• **Exercise brief**: Copy out all the records, word for word.

-- Start --

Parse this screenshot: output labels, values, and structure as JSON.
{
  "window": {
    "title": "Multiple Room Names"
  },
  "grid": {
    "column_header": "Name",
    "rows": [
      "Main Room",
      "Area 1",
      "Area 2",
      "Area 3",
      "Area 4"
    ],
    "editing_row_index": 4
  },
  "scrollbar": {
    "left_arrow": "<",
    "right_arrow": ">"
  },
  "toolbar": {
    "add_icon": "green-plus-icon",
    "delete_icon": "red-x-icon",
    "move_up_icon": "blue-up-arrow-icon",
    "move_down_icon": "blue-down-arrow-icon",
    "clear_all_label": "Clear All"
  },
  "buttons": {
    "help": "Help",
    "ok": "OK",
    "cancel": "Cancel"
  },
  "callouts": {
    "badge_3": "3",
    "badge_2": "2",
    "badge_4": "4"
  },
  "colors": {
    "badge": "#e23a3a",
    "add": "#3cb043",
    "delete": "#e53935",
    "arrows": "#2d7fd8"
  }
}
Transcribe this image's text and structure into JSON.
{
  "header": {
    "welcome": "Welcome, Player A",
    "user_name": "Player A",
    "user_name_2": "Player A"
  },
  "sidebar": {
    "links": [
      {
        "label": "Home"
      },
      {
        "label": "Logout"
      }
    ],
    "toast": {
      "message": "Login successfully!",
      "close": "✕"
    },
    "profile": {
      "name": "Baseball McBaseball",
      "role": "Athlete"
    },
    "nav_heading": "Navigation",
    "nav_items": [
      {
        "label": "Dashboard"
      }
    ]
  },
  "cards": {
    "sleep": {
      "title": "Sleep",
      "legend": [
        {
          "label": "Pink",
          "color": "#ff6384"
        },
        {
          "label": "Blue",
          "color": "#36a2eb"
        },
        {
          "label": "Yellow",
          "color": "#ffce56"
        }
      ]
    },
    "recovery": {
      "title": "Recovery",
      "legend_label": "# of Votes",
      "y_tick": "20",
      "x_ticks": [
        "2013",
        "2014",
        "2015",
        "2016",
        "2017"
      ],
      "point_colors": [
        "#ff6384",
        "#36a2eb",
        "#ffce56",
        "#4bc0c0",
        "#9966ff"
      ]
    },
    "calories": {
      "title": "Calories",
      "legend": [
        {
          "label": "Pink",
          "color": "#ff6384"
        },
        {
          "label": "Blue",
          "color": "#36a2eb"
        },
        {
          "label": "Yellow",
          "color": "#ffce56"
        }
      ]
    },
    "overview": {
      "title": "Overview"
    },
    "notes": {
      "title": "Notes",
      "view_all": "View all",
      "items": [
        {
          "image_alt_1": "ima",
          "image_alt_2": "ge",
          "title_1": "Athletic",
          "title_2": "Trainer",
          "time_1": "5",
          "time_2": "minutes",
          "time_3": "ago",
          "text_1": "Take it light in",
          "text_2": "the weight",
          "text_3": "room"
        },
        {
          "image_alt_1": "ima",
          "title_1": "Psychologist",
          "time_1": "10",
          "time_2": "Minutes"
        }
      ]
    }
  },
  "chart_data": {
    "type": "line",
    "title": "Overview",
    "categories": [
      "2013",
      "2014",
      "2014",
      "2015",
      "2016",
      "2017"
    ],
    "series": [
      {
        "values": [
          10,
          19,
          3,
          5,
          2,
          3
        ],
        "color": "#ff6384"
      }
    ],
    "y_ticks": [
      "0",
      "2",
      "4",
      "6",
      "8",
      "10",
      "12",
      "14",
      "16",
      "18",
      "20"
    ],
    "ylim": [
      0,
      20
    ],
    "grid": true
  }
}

-- End --

• **Written solution**:
Parse this screenshot: output labels, values, and structure as JSON.
{
  "window": {
    "title": "Multiple Room Names"
  },
  "grid": {
    "column_header": "Name",
    "rows": [
      "Main Room",
      "Area 1",
      "Area 2",
      "Area 3",
      "Area 4"
    ],
    "editing_row_index": 4
  },
  "scrollbar": {
    "left_arrow": "<",
    "right_arrow": ">"
  },
  "toolbar": {
    "add_icon": "green-plus-icon",
    "delete_icon": "red-x-icon",
    "move_up_icon": "blue-up-arrow-icon",
    "move_down_icon": "blue-down-arrow-icon",
    "clear_all_label": "Clear All"
  },
  "buttons": {
    "help": "Help",
    "ok": "OK",
    "cancel": "Cancel"
  },
  "callouts": {
    "badge_3": "3",
    "badge_2": "2",
    "badge_4": "4"
  },
  "colors": {
    "badge": "#e23a3a",
    "add": "#3cb043",
    "delete": "#e53935",
    "arrows": "#2d7fd8"
  }
}
Transcribe this image's text and structure into JSON.
{
  "header": {
    "welcome": "Welcome, Player A",
    "user_name": "Player A",
    "user_name_2": "Player A"
  },
  "sidebar": {
    "links": [
      {
        "label": "Home"
      },
      {
        "label": "Logout"
      }
    ],
    "toast": {
      "message": "Login successfully!",
      "close": "✕"
    },
    "profile": {
      "name": "Baseball McBaseball",
      "role": "Athlete"
    },
    "nav_heading": "Navigation",
    "nav_items": [
      {
        "label": "Dashboard"
      }
    ]
  },
  "cards": {
    "sleep": {
      "title": "Sleep",
      "legend": [
        {
          "label": "Pink",
          "color": "#ff6384"
        },
        {
          "label": "Blue",
          "color": "#36a2eb"
        },
        {
          "label": "Yellow",
          "color": "#ffce56"
        }
      ]
    },
    "recovery": {
      "title": "Recovery",
      "legend_label": "# of Votes",
      "y_tick": "20",
      "x_ticks": [
        "2013",
        "2014",
        "2015",
        "2016",
        "2017"
      ],
      "point_colors": [
        "#ff6384",
        "#36a2eb",
        "#ffce56",
        "#4bc0c0",
        "#9966ff"
      ]
    },
    "calories": {
      "title": "Calories",
      "legend": [
        {
          "label": "Pink",
          "color": "#ff6384"
        },
        {
          "label": "Blue",
          "color": "#36a2eb"
        },
        {
          "label": "Yellow",
          "color": "#ffce56"
        }
      ]
    },
    "overview": {
      "title": "Overview"
    },
    "notes": {
      "title": "Notes",
      "view_all": "View all",
      "items": [
        {
          "image_alt_1": "ima",
          "image_alt_2": "ge",
          "title_1": "Athletic",
          "title_2": "Trainer",
          "time_1": "5",
          "time_2": "minutes",
          "time_3": "ago",
          "text_1": "Take it light in",
          "text_2": "the weight",
          "text_3": "room"
        },
        {
          "image_alt_1": "ima",
          "title_1": "Psychologist",
          "time_1": "10",
          "time_2": "Minutes"
        }
      ]
    }
  },
  "chart_data": {
    "type": "line",
    "title": "Overview",
    "categories": [
      "2013",
      "2014",
      "2014",
      "2015",
      "2016",
      "2017"
    ],
    "series": [
      {
        "values": [
          10,
          19,
          3,
          5,
          2,
          3
        ],
        "color": "#ff6384"
      }
    ],
    "y_ticks": [
      "0",
      "2",
      "4",
      "6",
      "8",
      "10",
      "12",
      "14",
      "16",
      "18",
      "20"
    ],
    "ylim": [
      0,
      20
    ],
    "grid": true
  }
}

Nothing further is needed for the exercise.